Task inputs:
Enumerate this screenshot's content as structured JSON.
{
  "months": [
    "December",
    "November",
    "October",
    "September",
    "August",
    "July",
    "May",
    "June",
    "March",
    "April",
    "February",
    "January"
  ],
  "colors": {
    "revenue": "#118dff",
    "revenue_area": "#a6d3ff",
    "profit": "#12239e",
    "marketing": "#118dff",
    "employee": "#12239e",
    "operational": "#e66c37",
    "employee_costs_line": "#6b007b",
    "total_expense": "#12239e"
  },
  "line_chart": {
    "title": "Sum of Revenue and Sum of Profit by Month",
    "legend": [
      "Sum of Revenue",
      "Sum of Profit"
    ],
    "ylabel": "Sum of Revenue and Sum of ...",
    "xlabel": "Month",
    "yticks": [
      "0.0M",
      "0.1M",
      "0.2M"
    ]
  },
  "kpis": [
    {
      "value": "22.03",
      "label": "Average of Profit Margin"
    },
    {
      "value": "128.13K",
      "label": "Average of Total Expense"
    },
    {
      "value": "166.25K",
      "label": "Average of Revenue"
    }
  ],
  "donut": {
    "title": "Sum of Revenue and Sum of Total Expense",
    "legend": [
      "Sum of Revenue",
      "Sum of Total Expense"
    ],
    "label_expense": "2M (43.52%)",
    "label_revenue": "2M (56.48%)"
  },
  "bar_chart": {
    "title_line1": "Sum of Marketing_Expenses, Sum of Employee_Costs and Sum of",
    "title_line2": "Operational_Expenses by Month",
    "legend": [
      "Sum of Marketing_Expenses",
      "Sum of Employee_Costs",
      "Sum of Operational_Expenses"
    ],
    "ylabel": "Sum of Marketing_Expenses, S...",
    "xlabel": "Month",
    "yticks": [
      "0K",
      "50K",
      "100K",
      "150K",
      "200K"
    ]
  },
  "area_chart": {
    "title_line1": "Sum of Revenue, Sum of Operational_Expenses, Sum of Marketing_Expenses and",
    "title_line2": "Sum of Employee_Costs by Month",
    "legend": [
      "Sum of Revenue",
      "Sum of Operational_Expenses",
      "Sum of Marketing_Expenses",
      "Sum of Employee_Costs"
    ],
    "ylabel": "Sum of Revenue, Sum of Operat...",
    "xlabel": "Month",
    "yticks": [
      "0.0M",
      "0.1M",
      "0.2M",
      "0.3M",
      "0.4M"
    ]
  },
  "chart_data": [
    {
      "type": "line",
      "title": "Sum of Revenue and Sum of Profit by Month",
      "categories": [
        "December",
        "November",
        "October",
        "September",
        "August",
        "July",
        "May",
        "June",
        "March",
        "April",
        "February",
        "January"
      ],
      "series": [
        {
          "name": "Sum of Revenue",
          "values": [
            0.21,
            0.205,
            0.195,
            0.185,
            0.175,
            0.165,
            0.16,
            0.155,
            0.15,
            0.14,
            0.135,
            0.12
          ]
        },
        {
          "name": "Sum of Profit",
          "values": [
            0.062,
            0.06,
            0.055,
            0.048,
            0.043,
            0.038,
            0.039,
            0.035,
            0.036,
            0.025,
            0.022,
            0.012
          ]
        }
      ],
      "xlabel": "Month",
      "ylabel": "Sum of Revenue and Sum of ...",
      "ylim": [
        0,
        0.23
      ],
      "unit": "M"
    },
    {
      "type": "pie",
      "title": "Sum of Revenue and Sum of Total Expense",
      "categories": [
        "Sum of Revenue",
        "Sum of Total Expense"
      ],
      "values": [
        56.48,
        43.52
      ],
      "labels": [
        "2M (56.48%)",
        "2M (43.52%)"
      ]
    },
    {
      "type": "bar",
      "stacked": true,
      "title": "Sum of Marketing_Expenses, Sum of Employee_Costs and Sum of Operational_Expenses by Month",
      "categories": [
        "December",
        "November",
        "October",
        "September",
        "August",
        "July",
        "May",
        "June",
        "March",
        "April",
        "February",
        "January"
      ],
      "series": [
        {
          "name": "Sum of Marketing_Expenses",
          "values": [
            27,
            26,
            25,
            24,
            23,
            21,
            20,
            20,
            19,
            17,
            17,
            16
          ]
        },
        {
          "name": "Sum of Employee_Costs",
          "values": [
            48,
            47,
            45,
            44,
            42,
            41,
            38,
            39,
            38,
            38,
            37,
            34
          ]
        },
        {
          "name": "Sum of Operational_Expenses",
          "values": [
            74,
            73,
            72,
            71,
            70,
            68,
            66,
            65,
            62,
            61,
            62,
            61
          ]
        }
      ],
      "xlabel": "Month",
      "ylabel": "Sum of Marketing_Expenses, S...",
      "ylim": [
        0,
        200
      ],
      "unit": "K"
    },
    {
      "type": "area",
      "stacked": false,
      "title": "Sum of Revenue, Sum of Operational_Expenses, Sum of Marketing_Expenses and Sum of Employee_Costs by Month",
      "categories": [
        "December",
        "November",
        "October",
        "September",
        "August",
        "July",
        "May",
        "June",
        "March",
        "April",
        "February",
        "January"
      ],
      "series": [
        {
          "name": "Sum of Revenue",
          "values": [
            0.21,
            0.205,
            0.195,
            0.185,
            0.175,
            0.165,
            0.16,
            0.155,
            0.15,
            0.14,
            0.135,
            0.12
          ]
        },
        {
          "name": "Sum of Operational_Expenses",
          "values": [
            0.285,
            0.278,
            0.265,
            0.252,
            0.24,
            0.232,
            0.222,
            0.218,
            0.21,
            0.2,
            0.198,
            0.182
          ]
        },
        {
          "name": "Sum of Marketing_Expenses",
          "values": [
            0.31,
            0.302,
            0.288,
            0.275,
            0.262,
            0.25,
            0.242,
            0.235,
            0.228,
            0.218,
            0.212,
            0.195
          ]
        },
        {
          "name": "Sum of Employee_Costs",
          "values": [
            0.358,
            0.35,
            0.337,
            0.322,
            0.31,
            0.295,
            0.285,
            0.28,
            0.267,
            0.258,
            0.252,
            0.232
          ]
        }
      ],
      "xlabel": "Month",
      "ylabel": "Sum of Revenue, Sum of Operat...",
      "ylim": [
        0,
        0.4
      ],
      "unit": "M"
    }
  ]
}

---

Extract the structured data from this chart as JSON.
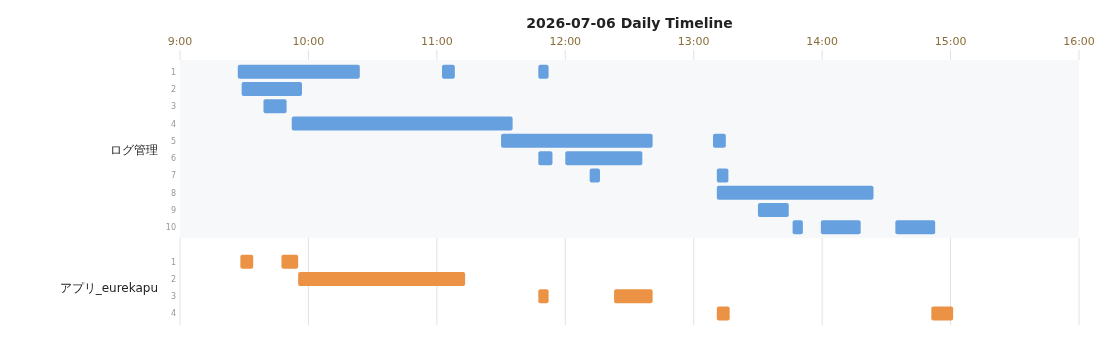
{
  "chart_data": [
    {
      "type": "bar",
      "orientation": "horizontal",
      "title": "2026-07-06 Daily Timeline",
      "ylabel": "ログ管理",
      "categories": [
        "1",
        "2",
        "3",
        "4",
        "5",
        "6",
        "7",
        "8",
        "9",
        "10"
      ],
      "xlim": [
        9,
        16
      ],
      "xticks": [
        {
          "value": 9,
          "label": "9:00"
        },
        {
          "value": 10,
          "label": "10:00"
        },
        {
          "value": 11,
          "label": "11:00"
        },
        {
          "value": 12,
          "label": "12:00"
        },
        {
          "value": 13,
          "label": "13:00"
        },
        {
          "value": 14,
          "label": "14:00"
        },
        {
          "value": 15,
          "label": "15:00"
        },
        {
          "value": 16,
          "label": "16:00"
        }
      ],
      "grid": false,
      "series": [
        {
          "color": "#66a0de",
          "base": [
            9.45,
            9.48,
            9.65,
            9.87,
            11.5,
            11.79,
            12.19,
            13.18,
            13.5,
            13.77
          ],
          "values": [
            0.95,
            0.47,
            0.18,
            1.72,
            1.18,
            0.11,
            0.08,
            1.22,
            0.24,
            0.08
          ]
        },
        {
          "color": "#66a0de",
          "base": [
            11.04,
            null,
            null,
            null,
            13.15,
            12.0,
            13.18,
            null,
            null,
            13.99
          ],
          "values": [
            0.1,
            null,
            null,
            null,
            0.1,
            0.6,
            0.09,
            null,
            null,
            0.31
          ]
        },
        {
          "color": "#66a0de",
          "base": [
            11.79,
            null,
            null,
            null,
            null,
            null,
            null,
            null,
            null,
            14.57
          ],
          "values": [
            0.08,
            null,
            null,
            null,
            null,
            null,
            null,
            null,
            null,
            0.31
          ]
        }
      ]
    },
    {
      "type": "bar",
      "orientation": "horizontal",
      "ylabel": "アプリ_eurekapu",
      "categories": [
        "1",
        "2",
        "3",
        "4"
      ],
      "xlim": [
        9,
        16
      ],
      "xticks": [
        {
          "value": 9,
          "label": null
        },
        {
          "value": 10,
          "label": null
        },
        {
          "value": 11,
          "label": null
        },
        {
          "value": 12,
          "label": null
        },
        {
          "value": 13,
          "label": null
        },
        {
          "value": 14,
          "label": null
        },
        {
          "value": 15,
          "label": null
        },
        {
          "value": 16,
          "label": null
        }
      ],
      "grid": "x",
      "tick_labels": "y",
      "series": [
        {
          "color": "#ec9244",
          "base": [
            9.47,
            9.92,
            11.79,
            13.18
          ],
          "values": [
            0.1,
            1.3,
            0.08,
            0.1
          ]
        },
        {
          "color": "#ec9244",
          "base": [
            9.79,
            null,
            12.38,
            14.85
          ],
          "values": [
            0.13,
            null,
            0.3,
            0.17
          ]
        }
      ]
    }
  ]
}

What this task involves: The lines to collect are those holding the string "ylabel"; copy them all.

Solution to this task:
    "ylabel": "Sum of Revenue and Sum of ...",
    "ylabel": "Sum of Marketing_Expenses, S...",
    "ylabel": "Sum of Revenue, Sum of Operat...",
      "ylabel": "Sum of Revenue and Sum of ...",
      "ylabel": "Sum of Marketing_Expenses, S...",
      "ylabel": "Sum of Revenue, Sum of Operat...",
      "ylabel": "ログ管理",
      "ylabel": "アプリ_eurekapu",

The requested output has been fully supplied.